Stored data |
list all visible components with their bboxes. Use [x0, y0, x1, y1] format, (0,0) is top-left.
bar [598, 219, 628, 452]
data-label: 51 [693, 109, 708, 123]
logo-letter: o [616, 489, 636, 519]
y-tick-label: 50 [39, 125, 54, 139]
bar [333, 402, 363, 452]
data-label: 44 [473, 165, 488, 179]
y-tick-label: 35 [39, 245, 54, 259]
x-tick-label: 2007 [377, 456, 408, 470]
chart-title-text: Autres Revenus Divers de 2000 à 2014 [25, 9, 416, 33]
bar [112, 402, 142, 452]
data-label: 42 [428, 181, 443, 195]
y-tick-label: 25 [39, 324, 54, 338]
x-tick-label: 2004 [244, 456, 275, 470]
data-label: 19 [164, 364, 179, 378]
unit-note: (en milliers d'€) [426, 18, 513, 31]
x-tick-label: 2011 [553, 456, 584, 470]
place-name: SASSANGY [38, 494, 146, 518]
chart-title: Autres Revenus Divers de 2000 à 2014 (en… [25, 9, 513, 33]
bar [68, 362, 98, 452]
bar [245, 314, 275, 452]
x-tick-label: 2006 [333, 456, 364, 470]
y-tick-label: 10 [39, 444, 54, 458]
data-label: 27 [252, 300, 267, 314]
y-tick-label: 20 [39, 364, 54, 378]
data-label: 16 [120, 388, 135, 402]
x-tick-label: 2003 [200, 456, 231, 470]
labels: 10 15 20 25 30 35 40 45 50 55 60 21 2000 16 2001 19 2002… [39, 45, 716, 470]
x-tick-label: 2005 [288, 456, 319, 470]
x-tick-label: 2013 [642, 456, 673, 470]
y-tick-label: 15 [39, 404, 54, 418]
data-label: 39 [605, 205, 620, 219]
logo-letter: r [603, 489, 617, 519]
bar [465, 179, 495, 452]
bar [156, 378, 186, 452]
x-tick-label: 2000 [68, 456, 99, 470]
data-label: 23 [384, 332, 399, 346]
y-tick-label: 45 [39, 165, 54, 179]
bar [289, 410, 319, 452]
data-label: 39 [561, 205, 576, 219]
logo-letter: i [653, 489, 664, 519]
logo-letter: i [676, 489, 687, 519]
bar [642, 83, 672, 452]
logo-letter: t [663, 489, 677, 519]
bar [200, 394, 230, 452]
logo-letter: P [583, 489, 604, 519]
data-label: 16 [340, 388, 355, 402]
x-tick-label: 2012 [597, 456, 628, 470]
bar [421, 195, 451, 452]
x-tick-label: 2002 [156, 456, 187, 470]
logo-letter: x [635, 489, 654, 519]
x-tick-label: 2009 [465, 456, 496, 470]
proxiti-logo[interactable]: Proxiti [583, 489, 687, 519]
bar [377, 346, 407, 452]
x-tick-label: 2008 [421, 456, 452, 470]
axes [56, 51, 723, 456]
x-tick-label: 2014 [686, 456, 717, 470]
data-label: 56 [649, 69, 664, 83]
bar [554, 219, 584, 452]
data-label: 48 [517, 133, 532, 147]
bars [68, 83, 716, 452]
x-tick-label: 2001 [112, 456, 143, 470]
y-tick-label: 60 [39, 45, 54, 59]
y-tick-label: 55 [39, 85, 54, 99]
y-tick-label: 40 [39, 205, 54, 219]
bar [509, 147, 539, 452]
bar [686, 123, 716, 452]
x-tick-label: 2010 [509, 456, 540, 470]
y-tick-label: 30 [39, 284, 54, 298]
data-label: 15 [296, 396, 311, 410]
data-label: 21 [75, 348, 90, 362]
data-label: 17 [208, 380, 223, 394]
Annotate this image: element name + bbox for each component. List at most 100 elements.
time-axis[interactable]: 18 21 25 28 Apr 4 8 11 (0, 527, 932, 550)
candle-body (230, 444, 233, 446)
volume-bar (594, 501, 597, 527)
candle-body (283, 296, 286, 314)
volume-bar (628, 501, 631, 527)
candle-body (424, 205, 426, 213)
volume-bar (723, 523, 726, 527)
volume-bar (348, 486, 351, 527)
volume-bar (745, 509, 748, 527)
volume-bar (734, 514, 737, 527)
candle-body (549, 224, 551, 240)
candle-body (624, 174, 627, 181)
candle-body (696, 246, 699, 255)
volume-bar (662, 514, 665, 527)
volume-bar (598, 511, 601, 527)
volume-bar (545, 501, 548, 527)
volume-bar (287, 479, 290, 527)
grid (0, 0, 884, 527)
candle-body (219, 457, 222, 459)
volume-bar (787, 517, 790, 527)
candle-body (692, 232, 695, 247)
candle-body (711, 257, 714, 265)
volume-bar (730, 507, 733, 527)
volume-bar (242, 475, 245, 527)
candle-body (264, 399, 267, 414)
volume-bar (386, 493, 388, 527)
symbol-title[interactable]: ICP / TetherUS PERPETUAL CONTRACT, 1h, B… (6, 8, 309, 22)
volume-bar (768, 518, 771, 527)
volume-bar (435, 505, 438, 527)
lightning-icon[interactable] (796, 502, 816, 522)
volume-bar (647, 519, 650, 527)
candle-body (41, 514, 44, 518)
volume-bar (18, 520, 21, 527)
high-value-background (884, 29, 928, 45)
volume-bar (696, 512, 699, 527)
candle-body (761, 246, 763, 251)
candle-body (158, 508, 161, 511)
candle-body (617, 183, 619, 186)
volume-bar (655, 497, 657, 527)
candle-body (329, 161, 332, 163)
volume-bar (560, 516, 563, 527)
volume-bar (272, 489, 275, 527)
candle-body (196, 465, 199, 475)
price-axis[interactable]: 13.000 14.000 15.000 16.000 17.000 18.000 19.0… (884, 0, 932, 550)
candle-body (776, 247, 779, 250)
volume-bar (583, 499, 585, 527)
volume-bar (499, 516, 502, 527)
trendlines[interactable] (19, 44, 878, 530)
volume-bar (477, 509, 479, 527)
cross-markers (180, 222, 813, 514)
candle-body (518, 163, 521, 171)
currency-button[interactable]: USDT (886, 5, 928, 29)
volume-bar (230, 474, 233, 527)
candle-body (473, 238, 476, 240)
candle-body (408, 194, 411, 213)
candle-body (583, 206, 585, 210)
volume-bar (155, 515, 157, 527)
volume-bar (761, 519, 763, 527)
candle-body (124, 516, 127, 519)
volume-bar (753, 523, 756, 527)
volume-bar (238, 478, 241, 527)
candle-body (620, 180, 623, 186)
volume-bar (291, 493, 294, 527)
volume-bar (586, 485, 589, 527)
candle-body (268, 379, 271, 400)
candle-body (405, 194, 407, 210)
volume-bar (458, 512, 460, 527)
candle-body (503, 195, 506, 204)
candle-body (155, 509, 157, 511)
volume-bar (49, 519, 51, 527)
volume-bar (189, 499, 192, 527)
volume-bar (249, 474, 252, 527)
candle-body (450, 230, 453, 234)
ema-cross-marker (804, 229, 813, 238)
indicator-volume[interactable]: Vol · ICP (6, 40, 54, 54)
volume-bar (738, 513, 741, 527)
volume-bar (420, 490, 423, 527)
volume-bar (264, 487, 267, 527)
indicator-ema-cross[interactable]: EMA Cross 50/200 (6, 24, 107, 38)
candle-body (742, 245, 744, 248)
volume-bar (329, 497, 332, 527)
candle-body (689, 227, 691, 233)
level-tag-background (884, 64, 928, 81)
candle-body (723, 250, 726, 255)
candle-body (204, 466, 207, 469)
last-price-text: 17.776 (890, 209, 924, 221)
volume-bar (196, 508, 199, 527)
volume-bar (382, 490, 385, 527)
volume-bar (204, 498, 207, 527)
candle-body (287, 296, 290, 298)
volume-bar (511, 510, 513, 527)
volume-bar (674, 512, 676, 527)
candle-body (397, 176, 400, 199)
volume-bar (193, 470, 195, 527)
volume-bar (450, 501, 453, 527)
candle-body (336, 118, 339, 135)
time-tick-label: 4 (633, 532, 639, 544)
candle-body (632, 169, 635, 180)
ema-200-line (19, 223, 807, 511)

YOUR TASK |
Express these lines as a JSON list of strings, one string per line, leaving out any blank lines, and cover every item.

RESULT |
[
  "list all visible components with their bboxes. Use [x0, y0, x1, y1] format, (0,0) is top-left.",
  "bar [598, 219, 628, 452]",
  "data-label: 51 [693, 109, 708, 123]",
  "logo-letter: o [616, 489, 636, 519]",
  "y-tick-label: 50 [39, 125, 54, 139]",
  "bar [333, 402, 363, 452]",
  "data-label: 44 [473, 165, 488, 179]",
  "y-tick-label: 35 [39, 245, 54, 259]",
  "x-tick-label: 2007 [377, 456, 408, 470]",
  "chart-title-text: Autres Revenus Divers de 2000 à 2014 [25, 9, 416, 33]",
  "bar [112, 402, 142, 452]",
  "data-label: 42 [428, 181, 443, 195]",
  "y-tick-label: 25 [39, 324, 54, 338]",
  "x-tick-label: 2004 [244, 456, 275, 470]",
  "data-label: 19 [164, 364, 179, 378]",
  "unit-note: (en milliers d'€) [426, 18, 513, 31]",
  "x-tick-label: 2011 [553, 456, 584, 470]",
  "place-name: SASSANGY [38, 494, 146, 518]",
  "chart-title: Autres Revenus Divers de 2000 à 2014 (en… [25, 9, 513, 33]",
  "bar [68, 362, 98, 452]",
  "bar [245, 314, 275, 452]",
  "x-tick-label: 2006 [333, 456, 364, 470]",
  "y-tick-label: 10 [39, 444, 54, 458]",
  "data-label: 27 [252, 300, 267, 314]",
  "y-tick-label: 20 [39, 364, 54, 378]",
  "data-label: 16 [120, 388, 135, 402]",
  "x-tick-label: 2003 [200, 456, 231, 470]",
  "labels: 10 15 20 25 30 35 40 45 50 55 60 21 2000 16 2001 19 2002… [39, 45, 716, 470]",
  "x-tick-label: 2005 [288, 456, 319, 470]",
  "x-tick-label: 2013 [642, 456, 673, 470]",
  "y-tick-label: 15 [39, 404, 54, 418]",
  "data-label: 39 [605, 205, 620, 219]",
  "logo-letter: r [603, 489, 617, 519]",
  "bar [465, 179, 495, 452]",
  "bar [156, 378, 186, 452]",
  "x-tick-label: 2000 [68, 456, 99, 470]",
  "data-label: 23 [384, 332, 399, 346]",
  "y-tick-label: 45 [39, 165, 54, 179]",
  "bar [289, 410, 319, 452]",
  "data-label: 39 [561, 205, 576, 219]",
  "logo-letter: i [653, 489, 664, 519]",
  "logo-letter: i [676, 489, 687, 519]",
  "bar [642, 83, 672, 452]",
  "logo-letter: t [663, 489, 677, 519]",
  "bar [200, 394, 230, 452]",
  "logo-letter: P [583, 489, 604, 519]",
  "data-label: 16 [340, 388, 355, 402]",
  "x-tick-label: 2012 [597, 456, 628, 470]",
  "bar [421, 195, 451, 452]",
  "x-tick-label: 2002 [156, 456, 187, 470]",
  "logo-letter: x [635, 489, 654, 519]",
  "x-tick-label: 2009 [465, 456, 496, 470]",
  "proxiti-logo[interactable]: Proxiti [583, 489, 687, 519]",
  "bar [377, 346, 407, 452]",
  "x-tick-label: 2008 [421, 456, 452, 470]",
  "axes [56, 51, 723, 456]",
  "x-tick-label: 2014 [686, 456, 717, 470]",
  "data-label: 56 [649, 69, 664, 83]",
  "bar [554, 219, 584, 452]",
  "data-label: 48 [517, 133, 532, 147]",
  "bars [68, 83, 716, 452]",
  "x-tick-label: 2001 [112, 456, 143, 470]",
  "y-tick-label: 60 [39, 45, 54, 59]",
  "y-tick-label: 55 [39, 85, 54, 99]",
  "y-tick-label: 40 [39, 205, 54, 219]",
  "bar [509, 147, 539, 452]",
  "bar [686, 123, 716, 452]",
  "x-tick-label: 2010 [509, 456, 540, 470]",
  "y-tick-label: 30 [39, 284, 54, 298]",
  "data-label: 15 [296, 396, 311, 410]",
  "data-label: 21 [75, 348, 90, 362]",
  "data-label: 17 [208, 380, 223, 394]",
  "Annotate this image: element name + bbox for each component. List at most 100 elements.",
  "time-axis[interactable]: 18 21 25 28 Apr 4 8 11 (0, 527, 932, 550)",
  "candle-body (230, 444, 233, 446)",
  "volume-bar (594, 501, 597, 527)",
  "candle-body (283, 296, 286, 314)",
  "volume-bar (628, 501, 631, 527)",
  "candle-body (424, 205, 426, 213)",
  "volume-bar (723, 523, 726, 527)",
  "volume-bar (348, 486, 351, 527)",
  "volume-bar (745, 509, 748, 527)",
  "volume-bar (734, 514, 737, 527)",
  "candle-body (549, 224, 551, 240)",
  "candle-body (624, 174, 627, 181)",
  "candle-body (696, 246, 699, 255)",
  "volume-bar (662, 514, 665, 527)",
  "volume-bar (598, 511, 601, 527)",
  "volume-bar (545, 501, 548, 527)",
  "volume-bar (287, 479, 290, 527)",
  "grid (0, 0, 884, 527)",
  "candle-body (219, 457, 222, 459)",
  "volume-bar (787, 517, 790, 527)",
  "candle-body (692, 232, 695, 247)",
  "candle-body (711, 257, 714, 265)",
  "volume-bar (730, 507, 733, 527)",
  "volume-bar (242, 475, 245, 527)",
  "candle-body (264, 399, 267, 414)",
  "volume-bar (386, 493, 388, 527)",
  "symbol-title[interactable]: ICP / TetherUS PERPETUAL CONTRACT, 1h, B… (6, 8, 309, 22)",
  "volume-bar (768, 518, 771, 527)",
  "volume-bar (435, 505, 438, 527)",
  "lightning-icon[interactable] (796, 502, 816, 522)",
  "volume-bar (647, 519, 650, 527)",
  "candle-body (41, 514, 44, 518)",
  "volume-bar (18, 520, 21, 527)",
  "high-value-background (884, 29, 928, 45)",
  "volume-bar (696, 512, 699, 527)",
  "candle-body (761, 246, 763, 251)",
  "candle-body (158, 508, 161, 511)",
  "candle-body (617, 183, 619, 186)",
  "volume-bar (655, 497, 657, 527)",
  "candle-body (329, 161, 332, 163)",
  "volume-bar (560, 516, 563, 527)",
  "volume-bar (272, 489, 275, 527)",
  "candle-body (196, 465, 199, 475)",
  "price-axis[interactable]: 13.000 14.000 15.000 16.000 17.000 18.000 19.0… (884, 0, 932, 550)",
  "candle-body (776, 247, 779, 250)",
  "volume-bar (583, 499, 585, 527)",
  "volume-bar (499, 516, 502, 527)",
  "trendlines[interactable] (19, 44, 878, 530)",
  "volume-bar (477, 509, 479, 527)",
  "cross-markers (180, 222, 813, 514)",
  "candle-body (518, 163, 521, 171)",
  "currency-button[interactable]: USDT (886, 5, 928, 29)",
  "volume-bar (230, 474, 233, 527)",
  "candle-body (473, 238, 476, 240)",
  "candle-body (408, 194, 411, 213)",
  "candle-body (583, 206, 585, 210)",
  "volume-bar (155, 515, 157, 527)",
  "volume-bar (761, 519, 763, 527)",
  "candle-body (124, 516, 127, 519)",
  "volume-bar (753, 523, 756, 527)",
  "volume-bar (238, 478, 241, 527)",
  "candle-body (620, 180, 623, 186)",
  "volume-bar (291, 493, 294, 527)",
  "volume-bar (586, 485, 589, 527)",
  "candle-body (268, 379, 271, 400)",
  "candle-body (405, 194, 407, 210)",
  "volume-bar (458, 512, 460, 527)",
  "candle-body (503, 195, 506, 204)",
  "candle-body (155, 509, 157, 511)",
  "volume-bar (49, 519, 51, 527)",
  "volume-bar (189, 499, 192, 527)",
  "volume-bar (249, 474, 252, 527)",
  "candle-body (450, 230, 453, 234)",
  "ema-cross-marker (804, 229, 813, 238)",
  "indicator-volume[interactable]: Vol · ICP (6, 40, 54, 54)",
  "volume-bar (738, 513, 741, 527)",
  "volume-bar (420, 490, 423, 527)",
  "volume-bar (264, 487, 267, 527)",
  "indicator-ema-cross[interactable]: EMA Cross 50/200 (6, 24, 107, 38)",
  "candle-body (742, 245, 744, 248)",
  "volume-bar (329, 497, 332, 527)",
  "candle-body (689, 227, 691, 233)",
  "level-tag-background (884, 64, 928, 81)",
  "candle-body (723, 250, 726, 255)",
  "candle-body (204, 466, 207, 469)",
  "last-price-text: 17.776 (890, 209, 924, 221)",
  "volume-bar (196, 508, 199, 527)",
  "volume-bar (382, 490, 385, 527)",
  "volume-bar (204, 498, 207, 527)",
  "candle-body (287, 296, 290, 298)",
  "volume-bar (511, 510, 513, 527)",
  "volume-bar (674, 512, 676, 527)",
  "candle-body (397, 176, 400, 199)",
  "volume-bar (193, 470, 195, 527)",
  "volume-bar (450, 501, 453, 527)",
  "candle-body (336, 118, 339, 135)",
  "time-tick-label: 4 (633, 532, 639, 544)",
  "candle-body (632, 169, 635, 180)",
  "ema-200-line (19, 223, 807, 511)"
]